[Begin]

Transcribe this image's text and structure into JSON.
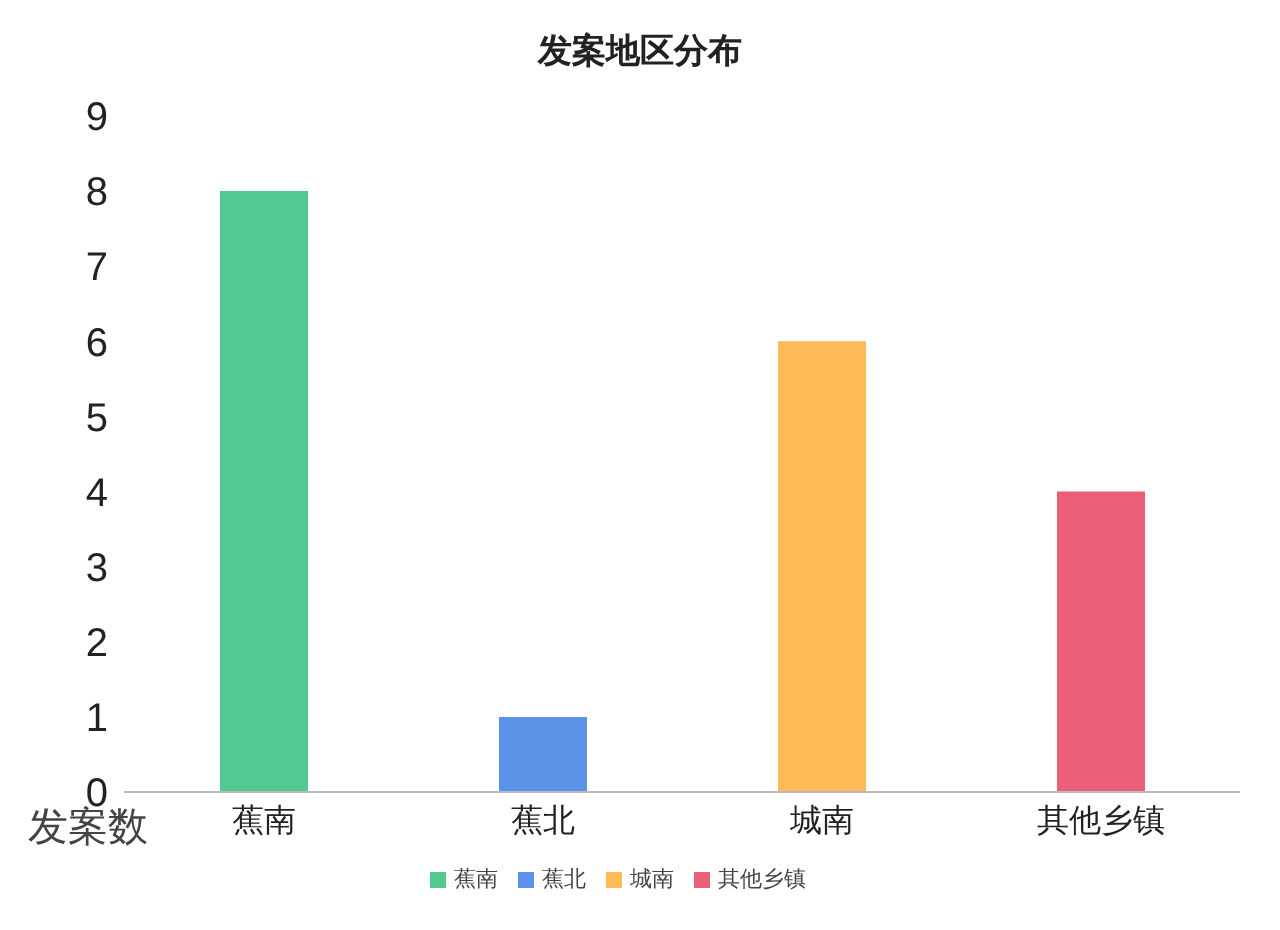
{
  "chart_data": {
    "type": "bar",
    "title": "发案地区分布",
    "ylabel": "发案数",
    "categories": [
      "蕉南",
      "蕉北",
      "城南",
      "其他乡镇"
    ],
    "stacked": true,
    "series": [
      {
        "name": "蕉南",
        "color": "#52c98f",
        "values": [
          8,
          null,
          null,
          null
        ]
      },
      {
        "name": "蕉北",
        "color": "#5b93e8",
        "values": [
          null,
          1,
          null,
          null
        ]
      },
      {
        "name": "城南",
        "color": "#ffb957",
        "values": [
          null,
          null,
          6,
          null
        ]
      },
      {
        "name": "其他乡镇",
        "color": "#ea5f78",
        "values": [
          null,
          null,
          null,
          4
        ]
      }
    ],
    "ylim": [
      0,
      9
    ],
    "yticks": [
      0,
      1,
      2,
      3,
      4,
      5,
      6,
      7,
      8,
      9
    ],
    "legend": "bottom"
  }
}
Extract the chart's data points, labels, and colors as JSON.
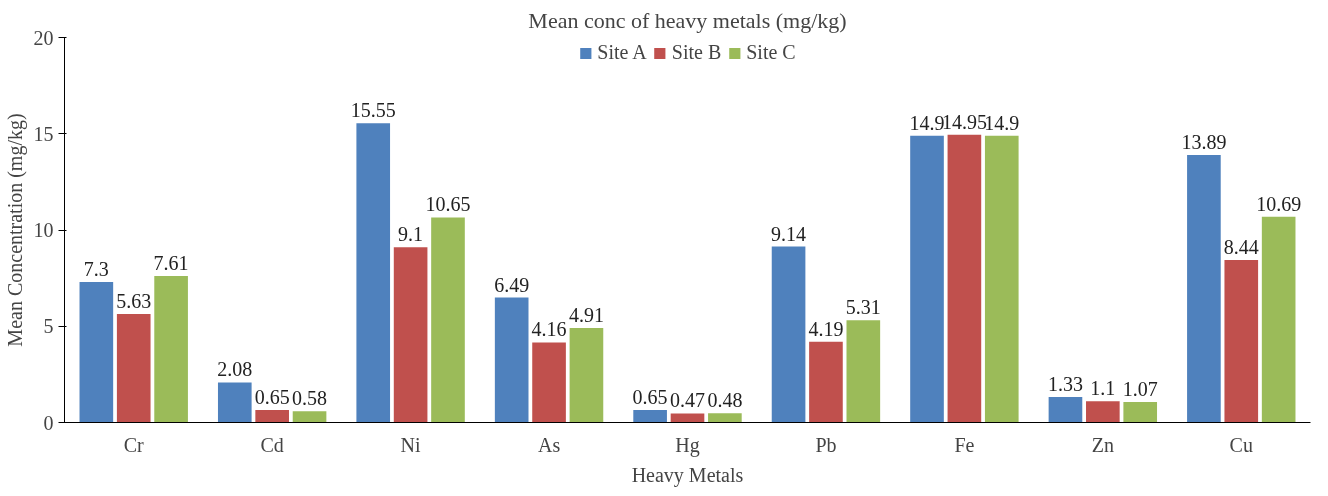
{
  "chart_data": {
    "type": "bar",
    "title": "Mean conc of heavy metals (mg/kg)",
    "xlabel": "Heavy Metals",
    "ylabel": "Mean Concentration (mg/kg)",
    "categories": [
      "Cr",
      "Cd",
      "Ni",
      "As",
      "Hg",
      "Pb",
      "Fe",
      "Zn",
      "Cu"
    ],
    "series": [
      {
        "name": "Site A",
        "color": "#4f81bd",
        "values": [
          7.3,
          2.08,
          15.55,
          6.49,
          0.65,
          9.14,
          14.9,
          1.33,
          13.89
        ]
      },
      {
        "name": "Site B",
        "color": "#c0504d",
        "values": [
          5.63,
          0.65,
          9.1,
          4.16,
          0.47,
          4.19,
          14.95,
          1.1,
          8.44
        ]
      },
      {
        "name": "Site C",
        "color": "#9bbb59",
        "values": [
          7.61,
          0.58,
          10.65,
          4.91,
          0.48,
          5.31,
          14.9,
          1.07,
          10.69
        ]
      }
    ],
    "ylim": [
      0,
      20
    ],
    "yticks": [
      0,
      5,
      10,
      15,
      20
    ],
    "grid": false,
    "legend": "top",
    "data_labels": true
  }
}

[End]

• [Exercise task] Above are records with pictures; repeat the records exactly and leave the pictures out.

• [Response]
Transcribe this image's text and structure into JSON.
{
  "chart_data": {
    "type": "bar",
    "title": "发案地区分布",
    "ylabel": "发案数",
    "categories": [
      "蕉南",
      "蕉北",
      "城南",
      "其他乡镇"
    ],
    "stacked": true,
    "series": [
      {
        "name": "蕉南",
        "color": "#52c98f",
        "values": [
          8,
          null,
          null,
          null
        ]
      },
      {
        "name": "蕉北",
        "color": "#5b93e8",
        "values": [
          null,
          1,
          null,
          null
        ]
      },
      {
        "name": "城南",
        "color": "#ffb957",
        "values": [
          null,
          null,
          6,
          null
        ]
      },
      {
        "name": "其他乡镇",
        "color": "#ea5f78",
        "values": [
          null,
          null,
          null,
          4
        ]
      }
    ],
    "ylim": [
      0,
      9
    ],
    "yticks": [
      0,
      1,
      2,
      3,
      4,
      5,
      6,
      7,
      8,
      9
    ],
    "legend": "bottom"
  }
}
Extract the chart's data points, labels, and colors as JSON.
{
  "chart_data": {
    "type": "bar",
    "title": "Mean conc of heavy metals (mg/kg)",
    "xlabel": "Heavy Metals",
    "ylabel": "Mean Concentration (mg/kg)",
    "categories": [
      "Cr",
      "Cd",
      "Ni",
      "As",
      "Hg",
      "Pb",
      "Fe",
      "Zn",
      "Cu"
    ],
    "series": [
      {
        "name": "Site A",
        "color": "#4f81bd",
        "values": [
          7.3,
          2.08,
          15.55,
          6.49,
          0.65,
          9.14,
          14.9,
          1.33,
          13.89
        ]
      },
      {
        "name": "Site B",
        "color": "#c0504d",
        "values": [
          5.63,
          0.65,
          9.1,
          4.16,
          0.47,
          4.19,
          14.95,
          1.1,
          8.44
        ]
      },
      {
        "name": "Site C",
        "color": "#9bbb59",
        "values": [
          7.61,
          0.58,
          10.65,
          4.91,
          0.48,
          5.31,
          14.9,
          1.07,
          10.69
        ]
      }
    ],
    "ylim": [
      0,
      20
    ],
    "yticks": [
      0,
      5,
      10,
      15,
      20
    ],
    "grid": false,
    "legend": "top",
    "data_labels": true
  }
}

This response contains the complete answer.